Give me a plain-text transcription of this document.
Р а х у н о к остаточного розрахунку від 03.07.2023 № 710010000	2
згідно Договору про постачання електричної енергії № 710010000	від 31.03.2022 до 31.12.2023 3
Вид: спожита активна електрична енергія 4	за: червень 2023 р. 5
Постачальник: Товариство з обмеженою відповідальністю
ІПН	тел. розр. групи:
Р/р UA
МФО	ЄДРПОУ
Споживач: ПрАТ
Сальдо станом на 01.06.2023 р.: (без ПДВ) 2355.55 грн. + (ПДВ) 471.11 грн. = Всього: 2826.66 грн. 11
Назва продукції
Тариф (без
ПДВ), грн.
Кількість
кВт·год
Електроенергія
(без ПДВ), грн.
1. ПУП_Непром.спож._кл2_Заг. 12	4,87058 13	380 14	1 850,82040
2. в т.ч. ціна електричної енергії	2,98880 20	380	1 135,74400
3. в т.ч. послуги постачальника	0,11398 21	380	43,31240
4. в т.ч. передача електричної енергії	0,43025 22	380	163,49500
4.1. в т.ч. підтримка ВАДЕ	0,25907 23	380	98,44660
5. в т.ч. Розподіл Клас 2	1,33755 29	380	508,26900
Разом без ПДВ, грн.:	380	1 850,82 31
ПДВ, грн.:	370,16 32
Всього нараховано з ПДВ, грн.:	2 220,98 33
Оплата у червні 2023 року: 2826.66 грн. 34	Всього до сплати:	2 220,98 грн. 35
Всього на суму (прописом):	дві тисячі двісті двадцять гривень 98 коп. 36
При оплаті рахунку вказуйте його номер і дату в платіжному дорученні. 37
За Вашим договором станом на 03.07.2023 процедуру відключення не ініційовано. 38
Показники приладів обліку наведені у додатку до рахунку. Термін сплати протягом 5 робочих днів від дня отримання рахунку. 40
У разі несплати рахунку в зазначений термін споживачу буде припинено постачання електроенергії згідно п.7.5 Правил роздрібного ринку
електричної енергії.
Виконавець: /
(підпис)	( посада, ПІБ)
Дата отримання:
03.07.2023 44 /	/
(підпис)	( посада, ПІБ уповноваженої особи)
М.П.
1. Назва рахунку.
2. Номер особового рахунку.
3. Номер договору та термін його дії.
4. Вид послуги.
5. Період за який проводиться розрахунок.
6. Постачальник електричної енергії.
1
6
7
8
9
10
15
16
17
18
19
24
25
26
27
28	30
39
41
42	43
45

* [GOAL]:
Using the entries above, return each line in which the word "електричної" occurs.

* [EXERCISE ANSWER]:
згідно Договору про постачання електричної енергії № 710010000	від 31.03.2022 до 31.12.2023 3
2. в т.ч. ціна електричної енергії	2,98880 20	380	1 135,74400
4. в т.ч. передача електричної енергії	0,43025 22	380	163,49500
електричної енергії.
6. Постачальник електричної енергії.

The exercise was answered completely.